● TASK INSTRUCTIONS: Return all lines below containing the word "được".

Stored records
....

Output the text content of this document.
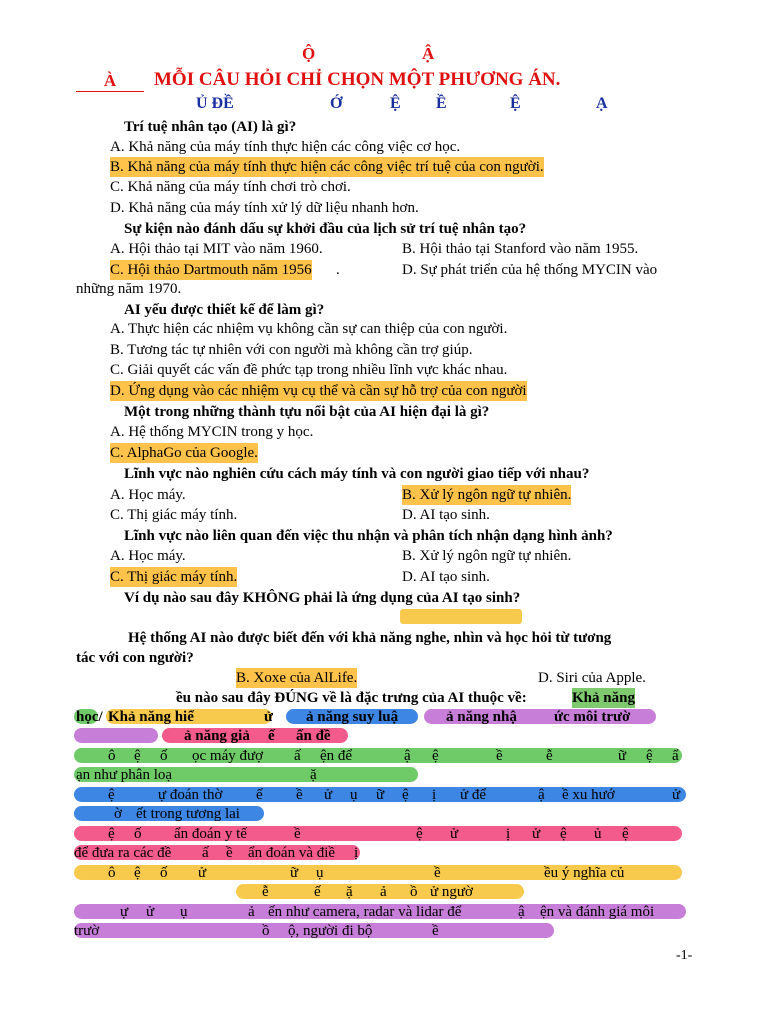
Ộ	Ậ
À	MỖI CÂU HỎI CHỈ CHỌN MỘT PHƯƠNG ÁN.
Ủ ĐỀ	Ớ	Ệ Ề	Ệ	Ạ
Trí tuệ nhân tạo (AI) là gì?
A. Khả năng của máy tính thực hiện các công việc cơ học.
B. Khả năng của máy tính thực hiện các công việc trí tuệ của con người.
C. Khả năng của máy tính chơi trò chơi.
D. Khả năng của máy tính xử lý dữ liệu nhanh hơn.
Sự kiện nào đánh dấu sự khởi đầu của lịch sử trí tuệ nhân tạo?
A. Hội thảo tại MIT vào năm 1960.	B. Hội thảo tại Stanford vào năm 1955.
C. Hội thảo Dartmouth năm 1956 .	D. Sự phát triển của hệ thống MYCIN vào
những năm 1970.
AI yếu được thiết kế để làm gì?
A. Thực hiện các nhiệm vụ không cần sự can thiệp của con người.
B. Tương tác tự nhiên với con người mà không cần trợ giúp.
C. Giải quyết các vấn đề phức tạp trong nhiều lĩnh vực khác nhau.
D. Ứng dụng vào các nhiệm vụ cụ thể và cần sự hỗ trợ của con người
Một trong những thành tựu nổi bật của AI hiện đại là gì?
A. Hệ thống MYCIN trong y học.
C. AlphaGo của Google.
Lĩnh vực nào nghiên cứu cách máy tính và con người giao tiếp với nhau?
A. Học máy.	B. Xử lý ngôn ngữ tự nhiên.
C. Thị giác máy tính.	D. AI tạo sinh.
Lĩnh vực nào liên quan đến việc thu nhận và phân tích nhận dạng hình ảnh?
A. Học máy.	B. Xử lý ngôn ngữ tự nhiên.
C. Thị giác máy tính.	D. AI tạo sinh.
Ví dụ nào sau đây KHÔNG phải là ứng dụng của AI tạo sinh?
Hệ thống AI nào được biết đến với khả năng nghe, nhìn và học hỏi từ tương
tác với con người?
B. Xoxe của AlLife.	D. Siri của Apple.
ều nào sau đây ĐÚNG về là đặc trưng của AI thuộc về:	Khả năng
học/ Khả năng hiể	ử ả năng suy luậ	ả năng nhậ ức môi trườ
ả năng giả ế ấn đề
ô ệ ố ọc máy đượ ấ ện để	ậ ệ	ề	ễ	ữ ệ ẩ
ạn như phân loạ	ặ
ệ	ự đoán thờ ế ề ử ụ ữ ệ ị ử để	ậ ề xu hướ	ử
ờ ết trong tương lai
ệ ố ẩn đoán y tế	ề	ệ ử	ị ử ệ ủ ệ
để đưa ra các đề ấ ề ẩn đoán và điề ị
ô ệ ố ử	ữ ụ	ề	ều ý nghĩa củ
ễ	ế ặ ả ồ ử ngườ
ự ử ụ	ả ến như camera, radar và lidar để	ậ ện và đánh giá môi
trườ	ồ ộ, người đi bộ	ề
-1-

....

● OUTPUT FOR THIS TASK:
AI yếu được thiết kế để làm gì?
Hệ thống AI nào được biết đến với khả năng nghe, nhìn và học hỏi từ tương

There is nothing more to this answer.